**Recorded information:**

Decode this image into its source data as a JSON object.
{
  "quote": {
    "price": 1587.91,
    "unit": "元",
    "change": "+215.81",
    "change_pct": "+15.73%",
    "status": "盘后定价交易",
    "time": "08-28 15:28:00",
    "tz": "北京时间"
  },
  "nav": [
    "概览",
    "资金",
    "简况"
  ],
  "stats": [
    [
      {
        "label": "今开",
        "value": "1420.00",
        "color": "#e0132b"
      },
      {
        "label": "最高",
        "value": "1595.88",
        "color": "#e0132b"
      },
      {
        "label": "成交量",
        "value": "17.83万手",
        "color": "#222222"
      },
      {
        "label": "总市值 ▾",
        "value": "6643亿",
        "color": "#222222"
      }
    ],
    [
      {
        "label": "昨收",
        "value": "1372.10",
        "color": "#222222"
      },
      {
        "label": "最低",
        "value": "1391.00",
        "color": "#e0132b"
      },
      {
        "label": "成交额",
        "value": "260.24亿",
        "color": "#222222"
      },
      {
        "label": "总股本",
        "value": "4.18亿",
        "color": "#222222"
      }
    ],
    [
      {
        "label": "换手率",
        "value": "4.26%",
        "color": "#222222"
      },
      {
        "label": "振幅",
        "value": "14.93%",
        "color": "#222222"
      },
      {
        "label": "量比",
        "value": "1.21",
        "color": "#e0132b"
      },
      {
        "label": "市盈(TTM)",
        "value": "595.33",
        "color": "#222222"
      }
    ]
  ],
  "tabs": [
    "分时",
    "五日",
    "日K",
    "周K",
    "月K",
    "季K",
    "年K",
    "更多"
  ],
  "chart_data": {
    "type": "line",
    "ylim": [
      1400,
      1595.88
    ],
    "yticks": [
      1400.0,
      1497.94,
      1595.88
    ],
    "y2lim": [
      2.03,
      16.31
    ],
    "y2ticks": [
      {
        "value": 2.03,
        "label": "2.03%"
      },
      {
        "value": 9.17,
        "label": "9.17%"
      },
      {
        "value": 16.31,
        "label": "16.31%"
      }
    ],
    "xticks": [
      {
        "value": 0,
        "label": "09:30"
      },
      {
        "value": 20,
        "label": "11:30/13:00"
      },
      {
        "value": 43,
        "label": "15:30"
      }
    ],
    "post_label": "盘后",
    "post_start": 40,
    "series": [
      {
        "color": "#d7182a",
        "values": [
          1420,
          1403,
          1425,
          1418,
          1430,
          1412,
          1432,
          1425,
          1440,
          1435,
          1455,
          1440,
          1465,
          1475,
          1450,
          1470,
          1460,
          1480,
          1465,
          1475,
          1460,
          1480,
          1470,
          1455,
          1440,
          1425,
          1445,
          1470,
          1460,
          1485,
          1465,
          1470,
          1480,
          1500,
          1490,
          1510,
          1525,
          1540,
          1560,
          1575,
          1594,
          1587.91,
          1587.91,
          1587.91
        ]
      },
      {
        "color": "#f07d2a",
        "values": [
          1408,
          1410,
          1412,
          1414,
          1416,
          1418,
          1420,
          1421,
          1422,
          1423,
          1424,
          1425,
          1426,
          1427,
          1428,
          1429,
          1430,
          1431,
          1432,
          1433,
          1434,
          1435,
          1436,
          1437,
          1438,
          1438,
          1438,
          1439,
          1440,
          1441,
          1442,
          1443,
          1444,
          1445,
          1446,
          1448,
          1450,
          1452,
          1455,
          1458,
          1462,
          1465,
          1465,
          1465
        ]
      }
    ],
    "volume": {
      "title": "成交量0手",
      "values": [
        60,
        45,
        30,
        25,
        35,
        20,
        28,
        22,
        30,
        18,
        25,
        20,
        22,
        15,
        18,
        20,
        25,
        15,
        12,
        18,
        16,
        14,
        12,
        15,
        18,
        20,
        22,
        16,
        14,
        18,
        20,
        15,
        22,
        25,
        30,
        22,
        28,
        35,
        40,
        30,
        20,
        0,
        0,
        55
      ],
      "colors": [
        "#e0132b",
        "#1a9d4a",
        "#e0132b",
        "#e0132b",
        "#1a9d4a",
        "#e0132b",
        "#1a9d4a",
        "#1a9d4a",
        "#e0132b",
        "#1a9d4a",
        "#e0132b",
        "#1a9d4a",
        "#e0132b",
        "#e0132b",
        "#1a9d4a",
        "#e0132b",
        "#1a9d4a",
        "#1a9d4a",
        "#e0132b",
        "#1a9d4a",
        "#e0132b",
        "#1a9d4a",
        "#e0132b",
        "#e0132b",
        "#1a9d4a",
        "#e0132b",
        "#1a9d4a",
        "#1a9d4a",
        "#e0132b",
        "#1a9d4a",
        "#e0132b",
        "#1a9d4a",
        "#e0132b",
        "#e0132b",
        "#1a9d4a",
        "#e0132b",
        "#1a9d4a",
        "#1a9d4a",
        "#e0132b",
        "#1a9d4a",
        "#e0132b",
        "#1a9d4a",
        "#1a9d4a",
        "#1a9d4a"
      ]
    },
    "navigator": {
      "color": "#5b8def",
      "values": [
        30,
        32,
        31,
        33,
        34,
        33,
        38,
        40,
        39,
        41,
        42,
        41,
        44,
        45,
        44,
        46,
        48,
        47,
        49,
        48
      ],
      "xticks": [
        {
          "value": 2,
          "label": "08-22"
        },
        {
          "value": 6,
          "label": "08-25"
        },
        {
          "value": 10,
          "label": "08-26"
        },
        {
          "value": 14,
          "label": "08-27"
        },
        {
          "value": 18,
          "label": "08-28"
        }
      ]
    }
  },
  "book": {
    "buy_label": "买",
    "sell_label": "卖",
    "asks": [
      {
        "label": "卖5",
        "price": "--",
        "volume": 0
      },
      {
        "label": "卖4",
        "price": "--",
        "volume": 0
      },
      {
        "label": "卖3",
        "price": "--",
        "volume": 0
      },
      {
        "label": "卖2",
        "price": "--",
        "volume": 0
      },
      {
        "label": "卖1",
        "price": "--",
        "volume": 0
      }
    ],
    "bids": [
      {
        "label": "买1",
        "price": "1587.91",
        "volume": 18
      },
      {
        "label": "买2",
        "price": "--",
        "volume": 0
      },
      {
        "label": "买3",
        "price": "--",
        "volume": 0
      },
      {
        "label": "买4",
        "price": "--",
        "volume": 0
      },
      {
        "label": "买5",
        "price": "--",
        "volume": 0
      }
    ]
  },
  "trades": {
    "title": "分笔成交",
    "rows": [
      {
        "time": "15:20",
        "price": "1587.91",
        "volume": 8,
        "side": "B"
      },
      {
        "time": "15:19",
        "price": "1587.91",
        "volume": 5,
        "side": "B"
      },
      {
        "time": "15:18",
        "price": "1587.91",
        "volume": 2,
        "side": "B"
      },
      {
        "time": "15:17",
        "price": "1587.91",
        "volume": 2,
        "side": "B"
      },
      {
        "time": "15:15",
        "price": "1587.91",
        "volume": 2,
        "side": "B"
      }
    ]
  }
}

**Stated problem:**
From the entries above, copy every line that holds the word "time".

**Task output:**
    "time": "08-28 15:28:00",
        "time": "15:20",
        "time": "15:19",
        "time": "15:18",
        "time": "15:17",
        "time": "15:15",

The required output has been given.